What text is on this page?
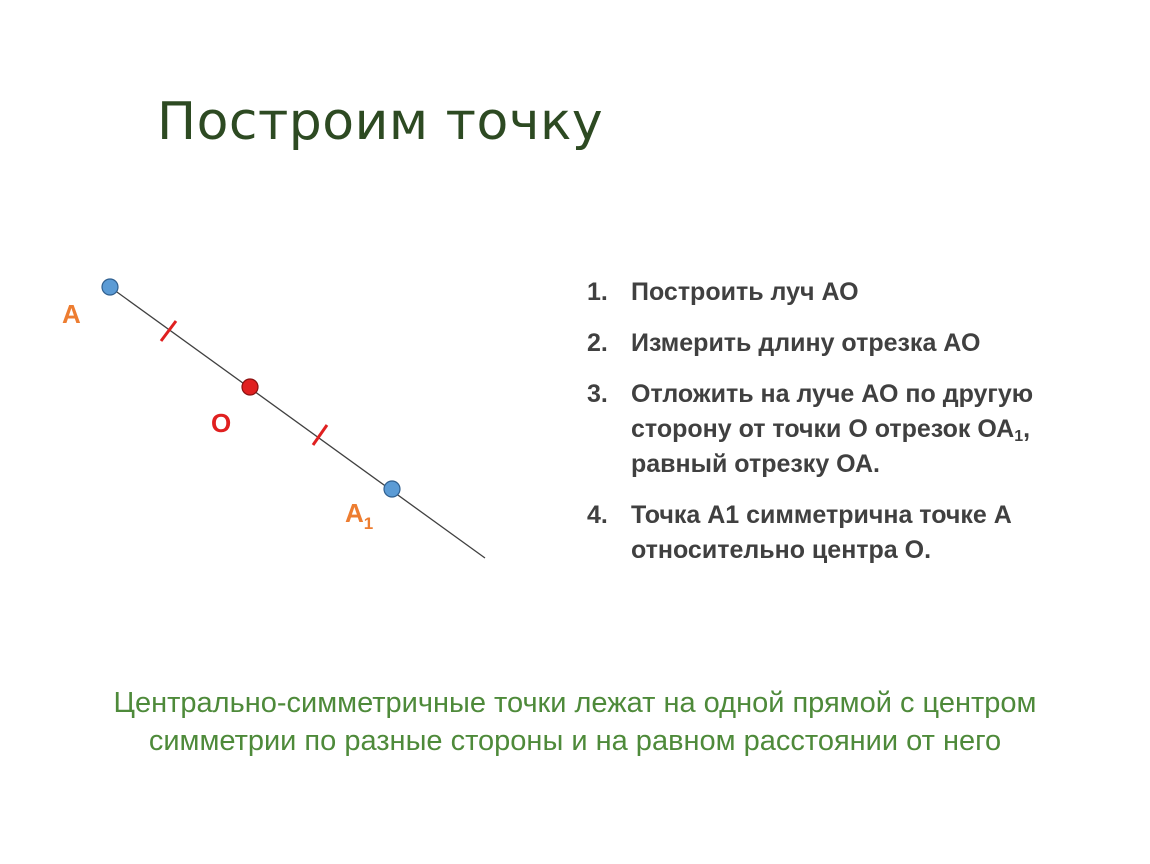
Построим точку
А
О
$А_1$
1. Построить луч АО
2. Измерить длину отрезка АО
3. Отложить на луче АО по другую сторону от точки О отрезок $ОА_1$, равный отрезку ОА.
4. Точка А1 симметрична точке А относительно центра О.

Центрально-симметричные точки лежат на одной прямой с центром
симметрии по разные стороны и на равном расстоянии от него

_Problem statement_
Write out all the entries again, word for word, and print no images.

_Response to the task_
What text is on this page?
Построим точку
А
О
$А_1$
1. Построить луч АО
2. Измерить длину отрезка АО
3. Отложить на луче АО по другую сторону от точки О отрезок $ОА_1$, равный отрезку ОА.
4. Точка А1 симметрична точке А относительно центра О.

Центрально-симметричные точки лежат на одной прямой с центром
симметрии по разные стороны и на равном расстоянии от него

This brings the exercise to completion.